— start of Items —

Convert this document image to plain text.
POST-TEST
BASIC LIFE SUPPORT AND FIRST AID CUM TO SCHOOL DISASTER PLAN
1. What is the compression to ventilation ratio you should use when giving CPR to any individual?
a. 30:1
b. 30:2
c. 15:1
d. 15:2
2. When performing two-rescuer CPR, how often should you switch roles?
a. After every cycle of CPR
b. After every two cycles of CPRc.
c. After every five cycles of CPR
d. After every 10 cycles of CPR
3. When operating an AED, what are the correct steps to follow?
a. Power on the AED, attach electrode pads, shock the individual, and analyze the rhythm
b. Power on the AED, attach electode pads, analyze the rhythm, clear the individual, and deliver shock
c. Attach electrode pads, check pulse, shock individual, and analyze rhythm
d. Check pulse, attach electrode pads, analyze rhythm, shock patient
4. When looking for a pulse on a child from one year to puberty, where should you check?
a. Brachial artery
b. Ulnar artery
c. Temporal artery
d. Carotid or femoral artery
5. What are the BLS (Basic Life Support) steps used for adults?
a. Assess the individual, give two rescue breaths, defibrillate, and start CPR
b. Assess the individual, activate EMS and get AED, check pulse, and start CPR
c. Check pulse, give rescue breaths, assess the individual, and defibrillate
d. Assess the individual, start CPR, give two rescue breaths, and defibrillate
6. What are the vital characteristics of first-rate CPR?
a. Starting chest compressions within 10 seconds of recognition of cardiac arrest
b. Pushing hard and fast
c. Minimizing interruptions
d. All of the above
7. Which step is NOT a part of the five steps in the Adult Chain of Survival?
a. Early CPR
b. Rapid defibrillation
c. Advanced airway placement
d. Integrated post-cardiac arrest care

— end of Items —

Repeat the records above in full, character for character.

Convert this document image to plain text.
POST-TEST
BASIC LIFE SUPPORT AND FIRST AID CUM TO SCHOOL DISASTER PLAN
1. What is the compression to ventilation ratio you should use when giving CPR to any individual?
a. 30:1
b. 30:2
c. 15:1
d. 15:2
2. When performing two-rescuer CPR, how often should you switch roles?
a. After every cycle of CPR
b. After every two cycles of CPRc.
c. After every five cycles of CPR
d. After every 10 cycles of CPR
3. When operating an AED, what are the correct steps to follow?
a. Power on the AED, attach electrode pads, shock the individual, and analyze the rhythm
b. Power on the AED, attach electode pads, analyze the rhythm, clear the individual, and deliver shock
c. Attach electrode pads, check pulse, shock individual, and analyze rhythm
d. Check pulse, attach electrode pads, analyze rhythm, shock patient
4. When looking for a pulse on a child from one year to puberty, where should you check?
a. Brachial artery
b. Ulnar artery
c. Temporal artery
d. Carotid or femoral artery
5. What are the BLS (Basic Life Support) steps used for adults?
a. Assess the individual, give two rescue breaths, defibrillate, and start CPR
b. Assess the individual, activate EMS and get AED, check pulse, and start CPR
c. Check pulse, give rescue breaths, assess the individual, and defibrillate
d. Assess the individual, start CPR, give two rescue breaths, and defibrillate
6. What are the vital characteristics of first-rate CPR?
a. Starting chest compressions within 10 seconds of recognition of cardiac arrest
b. Pushing hard and fast
c. Minimizing interruptions
d. All of the above
7. Which step is NOT a part of the five steps in the Adult Chain of Survival?
a. Early CPR
b. Rapid defibrillation
c. Advanced airway placement
d. Integrated post-cardiac arrest care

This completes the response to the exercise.